======== RECORDS SHOWN ========
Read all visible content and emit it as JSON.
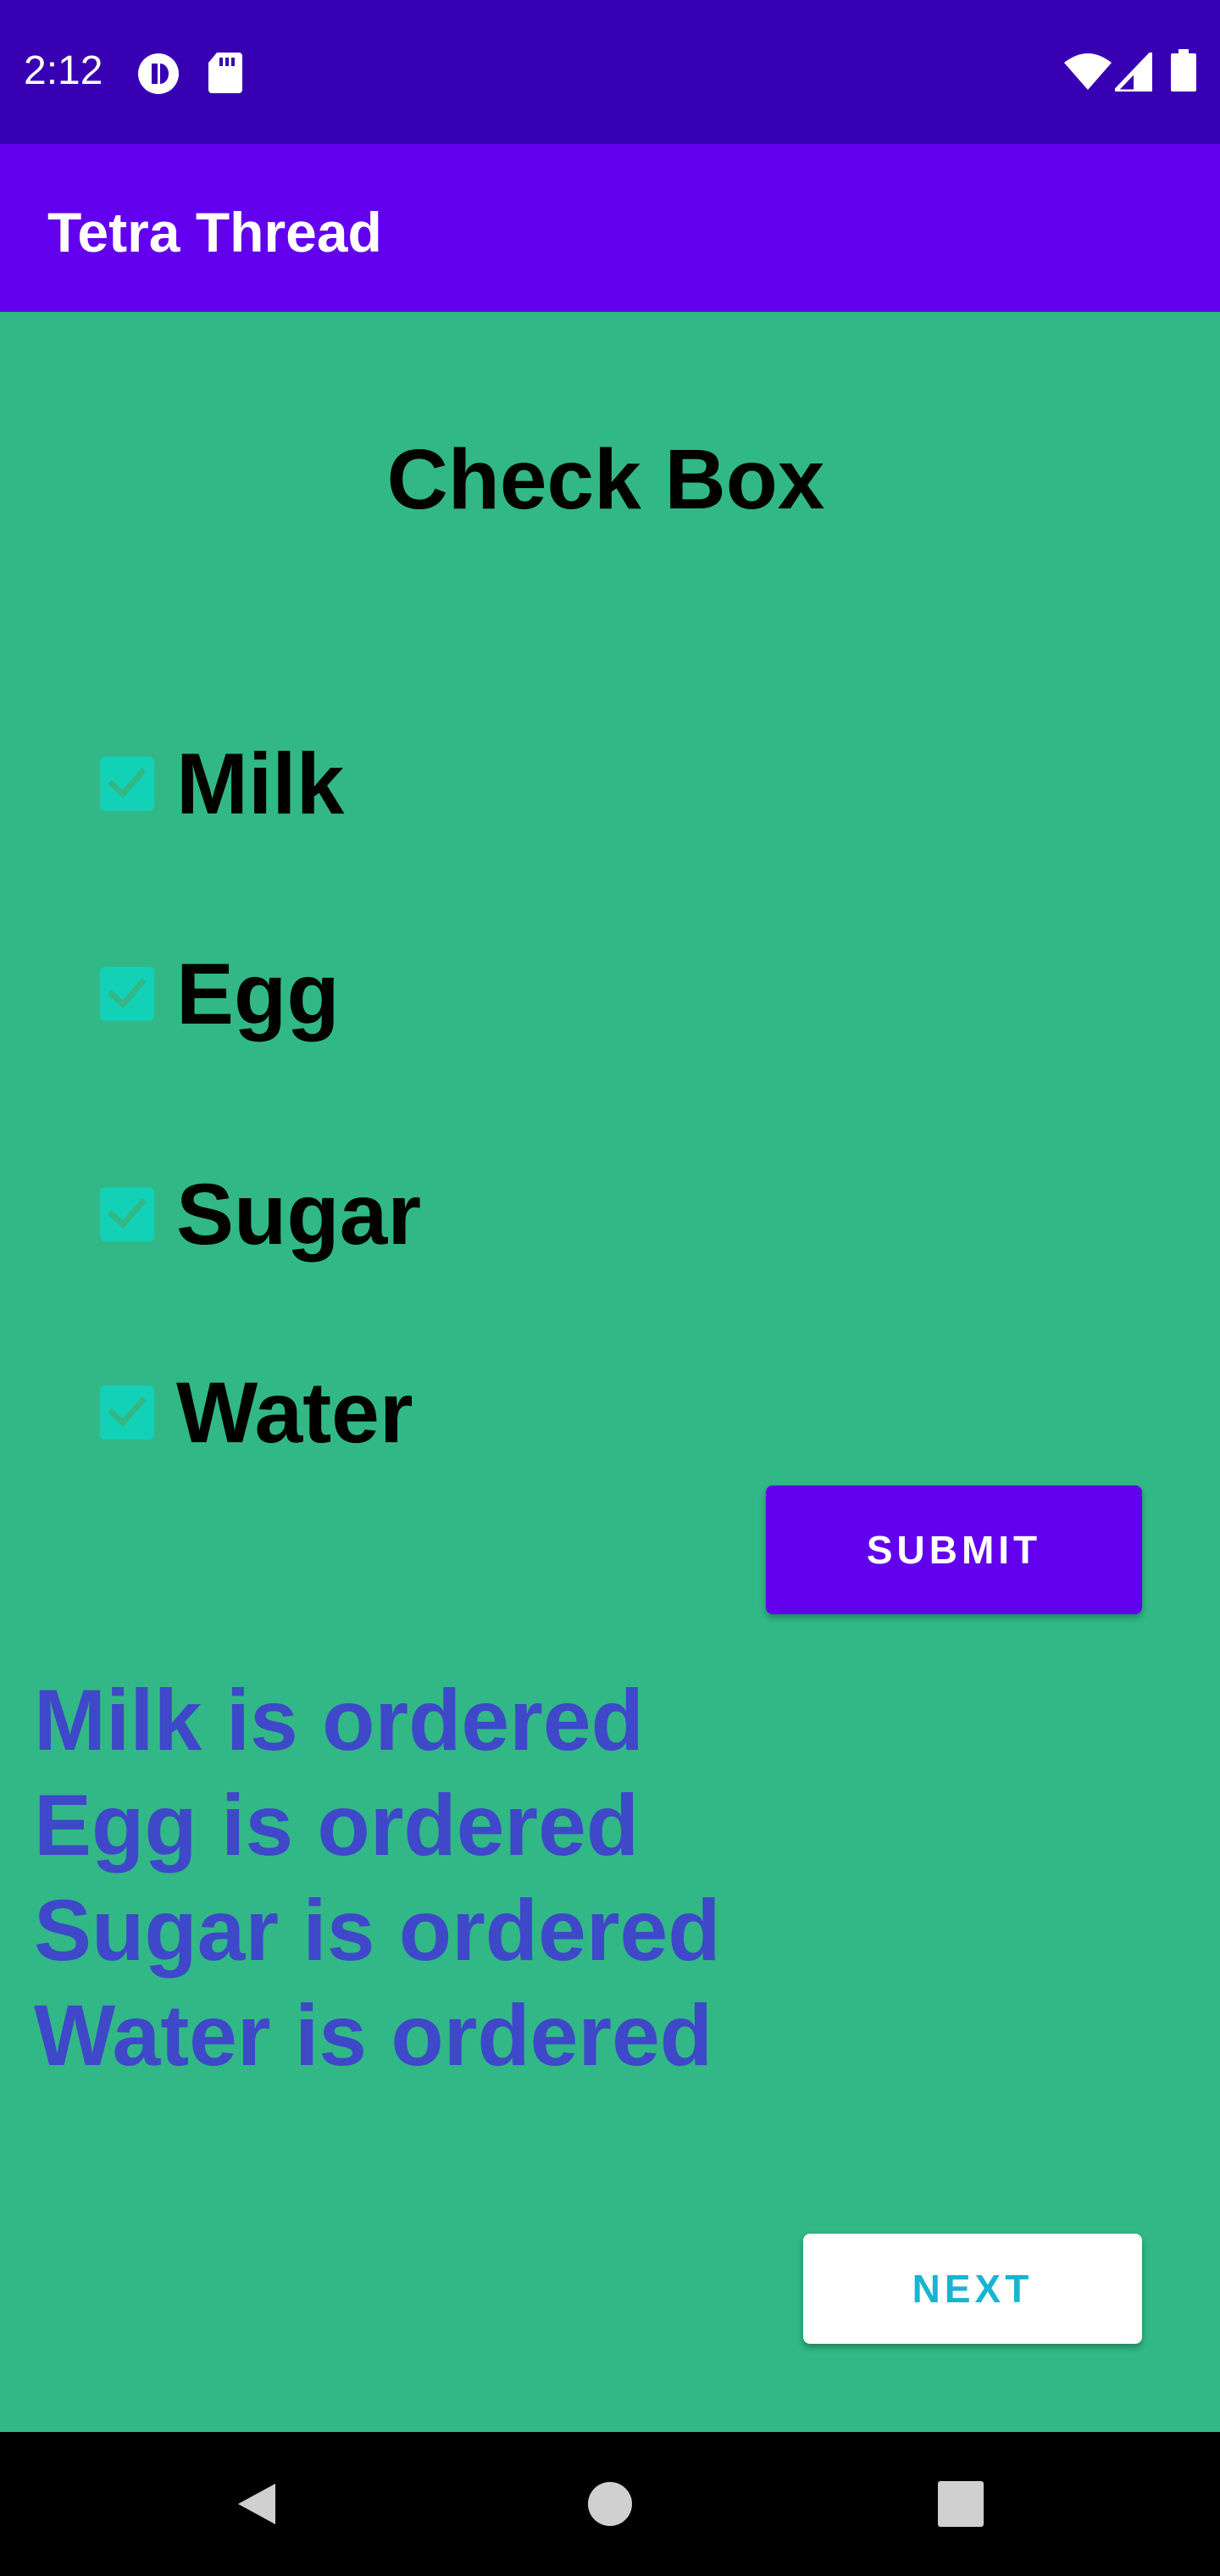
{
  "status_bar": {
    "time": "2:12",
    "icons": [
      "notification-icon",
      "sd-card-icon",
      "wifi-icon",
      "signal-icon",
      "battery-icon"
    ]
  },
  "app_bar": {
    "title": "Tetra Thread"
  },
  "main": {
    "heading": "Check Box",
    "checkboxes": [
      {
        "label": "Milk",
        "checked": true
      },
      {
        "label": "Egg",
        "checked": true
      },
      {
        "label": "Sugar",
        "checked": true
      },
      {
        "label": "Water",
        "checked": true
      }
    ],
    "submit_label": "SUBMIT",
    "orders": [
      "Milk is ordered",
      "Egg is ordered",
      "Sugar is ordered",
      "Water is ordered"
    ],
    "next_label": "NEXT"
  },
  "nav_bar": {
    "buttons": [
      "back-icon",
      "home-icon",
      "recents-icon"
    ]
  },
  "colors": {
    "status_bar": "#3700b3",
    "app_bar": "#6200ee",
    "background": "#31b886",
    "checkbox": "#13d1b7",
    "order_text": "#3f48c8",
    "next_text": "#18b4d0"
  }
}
========
YOUR GOAL
Restate every record exactly, please; do not copy the pictures.

EXERCISE SOLUTION
Read all visible content and emit it as JSON.
{
  "status_bar": {
    "time": "2:12",
    "icons": [
      "notification-icon",
      "sd-card-icon",
      "wifi-icon",
      "signal-icon",
      "battery-icon"
    ]
  },
  "app_bar": {
    "title": "Tetra Thread"
  },
  "main": {
    "heading": "Check Box",
    "checkboxes": [
      {
        "label": "Milk",
        "checked": true
      },
      {
        "label": "Egg",
        "checked": true
      },
      {
        "label": "Sugar",
        "checked": true
      },
      {
        "label": "Water",
        "checked": true
      }
    ],
    "submit_label": "SUBMIT",
    "orders": [
      "Milk is ordered",
      "Egg is ordered",
      "Sugar is ordered",
      "Water is ordered"
    ],
    "next_label": "NEXT"
  },
  "nav_bar": {
    "buttons": [
      "back-icon",
      "home-icon",
      "recents-icon"
    ]
  },
  "colors": {
    "status_bar": "#3700b3",
    "app_bar": "#6200ee",
    "background": "#31b886",
    "checkbox": "#13d1b7",
    "order_text": "#3f48c8",
    "next_text": "#18b4d0"
  }
}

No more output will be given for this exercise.